» Challenge: Say how many lines contain the word "JSON". Only the number should be given.

%%

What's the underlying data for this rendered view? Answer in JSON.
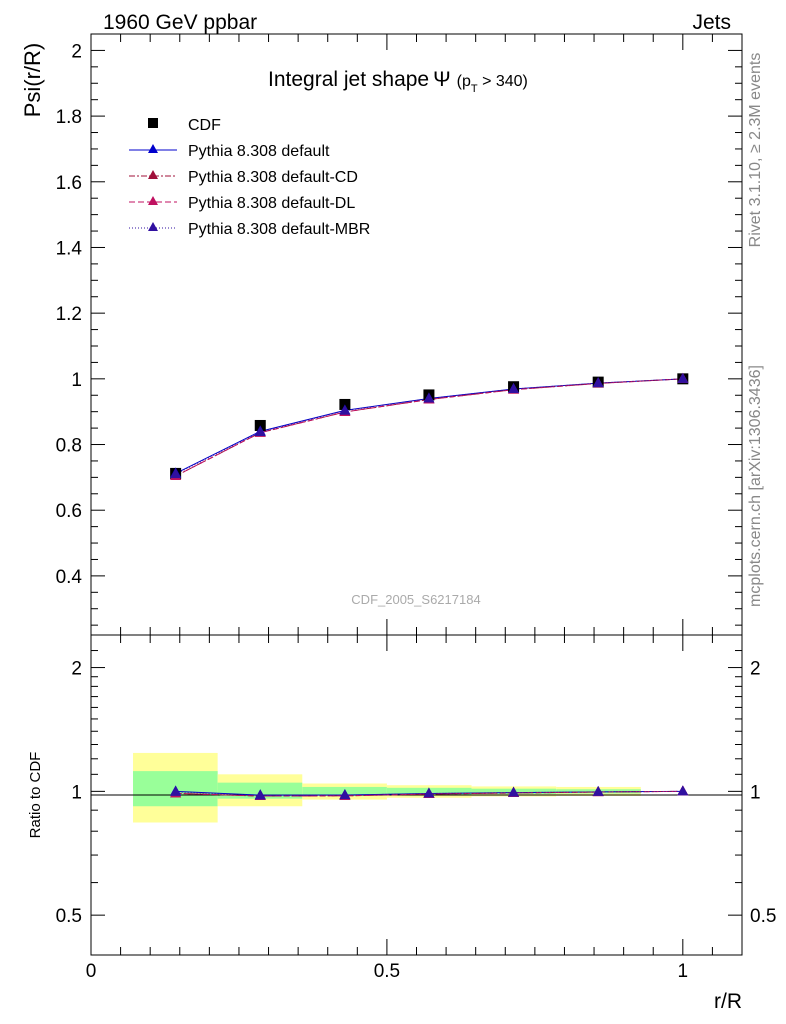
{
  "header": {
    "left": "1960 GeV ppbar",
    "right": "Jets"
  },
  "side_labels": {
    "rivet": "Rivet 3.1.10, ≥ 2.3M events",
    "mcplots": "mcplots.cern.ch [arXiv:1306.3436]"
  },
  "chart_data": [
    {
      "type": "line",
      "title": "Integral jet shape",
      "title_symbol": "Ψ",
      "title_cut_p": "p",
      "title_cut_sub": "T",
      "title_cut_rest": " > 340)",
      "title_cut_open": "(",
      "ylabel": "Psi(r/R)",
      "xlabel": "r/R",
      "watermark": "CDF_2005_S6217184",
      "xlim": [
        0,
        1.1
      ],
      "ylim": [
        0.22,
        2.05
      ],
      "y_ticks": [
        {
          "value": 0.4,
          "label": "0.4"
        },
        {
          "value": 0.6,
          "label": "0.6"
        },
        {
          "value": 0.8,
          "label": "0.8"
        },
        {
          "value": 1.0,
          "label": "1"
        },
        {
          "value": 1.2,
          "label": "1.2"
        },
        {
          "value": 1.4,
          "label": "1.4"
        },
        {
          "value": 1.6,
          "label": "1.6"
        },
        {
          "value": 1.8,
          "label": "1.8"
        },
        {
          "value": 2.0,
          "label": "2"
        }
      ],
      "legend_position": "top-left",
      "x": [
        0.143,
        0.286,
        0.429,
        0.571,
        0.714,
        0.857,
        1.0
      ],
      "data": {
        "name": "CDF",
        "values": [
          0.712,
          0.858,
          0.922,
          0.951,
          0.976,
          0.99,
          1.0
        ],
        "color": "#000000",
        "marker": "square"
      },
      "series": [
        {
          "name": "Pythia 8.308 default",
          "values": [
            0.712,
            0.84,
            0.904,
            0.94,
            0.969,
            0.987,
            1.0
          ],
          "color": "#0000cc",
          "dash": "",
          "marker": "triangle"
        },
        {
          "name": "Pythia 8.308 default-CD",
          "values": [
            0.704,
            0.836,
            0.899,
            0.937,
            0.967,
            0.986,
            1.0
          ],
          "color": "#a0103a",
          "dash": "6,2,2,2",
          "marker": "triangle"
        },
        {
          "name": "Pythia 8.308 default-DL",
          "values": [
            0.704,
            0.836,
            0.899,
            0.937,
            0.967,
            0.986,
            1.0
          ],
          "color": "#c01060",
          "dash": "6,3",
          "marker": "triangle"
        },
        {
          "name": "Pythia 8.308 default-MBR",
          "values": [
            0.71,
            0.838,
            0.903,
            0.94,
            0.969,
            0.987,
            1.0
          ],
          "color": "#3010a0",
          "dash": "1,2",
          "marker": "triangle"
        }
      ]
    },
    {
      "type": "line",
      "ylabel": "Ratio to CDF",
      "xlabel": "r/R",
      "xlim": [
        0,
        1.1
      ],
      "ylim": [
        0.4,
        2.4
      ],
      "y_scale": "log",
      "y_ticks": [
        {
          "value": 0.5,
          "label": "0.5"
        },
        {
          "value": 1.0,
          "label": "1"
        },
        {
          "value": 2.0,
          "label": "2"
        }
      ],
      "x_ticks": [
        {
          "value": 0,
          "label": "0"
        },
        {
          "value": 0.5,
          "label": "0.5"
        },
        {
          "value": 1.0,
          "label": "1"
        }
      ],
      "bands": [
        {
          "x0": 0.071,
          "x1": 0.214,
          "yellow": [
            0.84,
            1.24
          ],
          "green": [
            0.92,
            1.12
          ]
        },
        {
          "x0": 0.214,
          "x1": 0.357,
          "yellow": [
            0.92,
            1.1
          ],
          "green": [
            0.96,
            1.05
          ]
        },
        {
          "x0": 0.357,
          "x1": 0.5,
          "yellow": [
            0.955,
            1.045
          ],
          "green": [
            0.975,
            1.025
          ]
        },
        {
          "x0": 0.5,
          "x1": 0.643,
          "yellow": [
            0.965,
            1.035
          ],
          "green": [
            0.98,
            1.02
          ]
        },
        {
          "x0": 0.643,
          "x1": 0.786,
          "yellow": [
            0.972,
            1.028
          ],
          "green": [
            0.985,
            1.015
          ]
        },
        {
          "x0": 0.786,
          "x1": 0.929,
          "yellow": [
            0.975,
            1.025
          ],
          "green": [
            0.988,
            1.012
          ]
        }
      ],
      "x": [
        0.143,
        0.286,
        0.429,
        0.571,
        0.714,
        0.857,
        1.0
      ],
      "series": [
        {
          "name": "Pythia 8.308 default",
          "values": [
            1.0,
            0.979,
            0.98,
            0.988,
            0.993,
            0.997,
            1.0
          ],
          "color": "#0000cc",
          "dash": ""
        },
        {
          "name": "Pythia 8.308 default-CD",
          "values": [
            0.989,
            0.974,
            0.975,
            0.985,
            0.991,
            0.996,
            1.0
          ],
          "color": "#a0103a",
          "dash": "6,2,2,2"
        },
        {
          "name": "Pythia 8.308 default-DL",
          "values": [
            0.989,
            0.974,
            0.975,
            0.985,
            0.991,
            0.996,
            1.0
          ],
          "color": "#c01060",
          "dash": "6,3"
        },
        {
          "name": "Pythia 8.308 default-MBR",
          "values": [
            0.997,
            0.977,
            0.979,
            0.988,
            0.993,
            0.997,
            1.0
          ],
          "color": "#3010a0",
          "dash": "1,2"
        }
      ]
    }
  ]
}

%%
%%

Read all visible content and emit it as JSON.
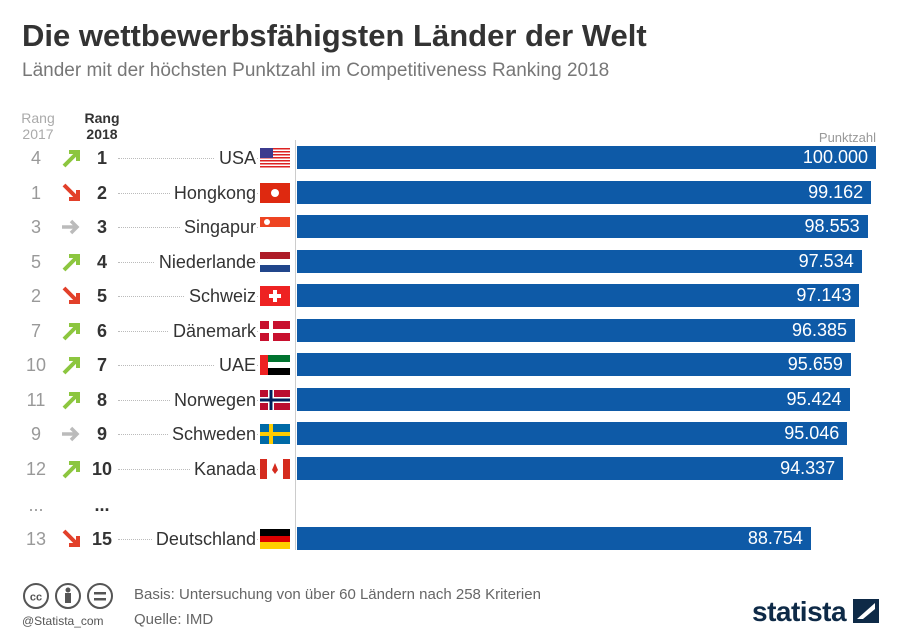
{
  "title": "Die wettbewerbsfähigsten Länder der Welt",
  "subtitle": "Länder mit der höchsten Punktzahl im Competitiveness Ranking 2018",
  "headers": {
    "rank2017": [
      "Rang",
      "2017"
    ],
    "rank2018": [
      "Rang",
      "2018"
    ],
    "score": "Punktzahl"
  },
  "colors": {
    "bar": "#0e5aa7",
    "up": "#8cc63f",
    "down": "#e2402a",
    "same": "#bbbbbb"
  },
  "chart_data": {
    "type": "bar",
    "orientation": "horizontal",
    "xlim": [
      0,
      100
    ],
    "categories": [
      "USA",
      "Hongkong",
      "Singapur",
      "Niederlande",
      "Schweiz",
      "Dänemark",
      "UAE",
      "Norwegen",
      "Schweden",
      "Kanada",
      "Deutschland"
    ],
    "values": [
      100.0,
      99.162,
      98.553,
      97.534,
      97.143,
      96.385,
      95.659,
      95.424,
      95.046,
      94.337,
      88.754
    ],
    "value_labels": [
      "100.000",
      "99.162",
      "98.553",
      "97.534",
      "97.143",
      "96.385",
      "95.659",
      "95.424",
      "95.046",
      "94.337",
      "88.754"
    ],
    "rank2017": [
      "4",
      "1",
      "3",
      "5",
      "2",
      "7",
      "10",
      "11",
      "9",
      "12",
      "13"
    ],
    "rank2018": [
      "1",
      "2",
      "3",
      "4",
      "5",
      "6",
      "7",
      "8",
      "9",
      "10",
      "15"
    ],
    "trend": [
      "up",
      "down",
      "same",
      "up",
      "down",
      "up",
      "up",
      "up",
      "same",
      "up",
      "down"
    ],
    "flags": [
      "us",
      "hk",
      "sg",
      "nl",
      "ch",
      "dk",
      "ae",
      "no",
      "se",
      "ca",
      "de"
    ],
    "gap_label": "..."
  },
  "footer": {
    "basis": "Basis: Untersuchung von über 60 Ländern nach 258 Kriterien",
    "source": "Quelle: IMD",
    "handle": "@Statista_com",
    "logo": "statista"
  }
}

%%

» Exercise result: 2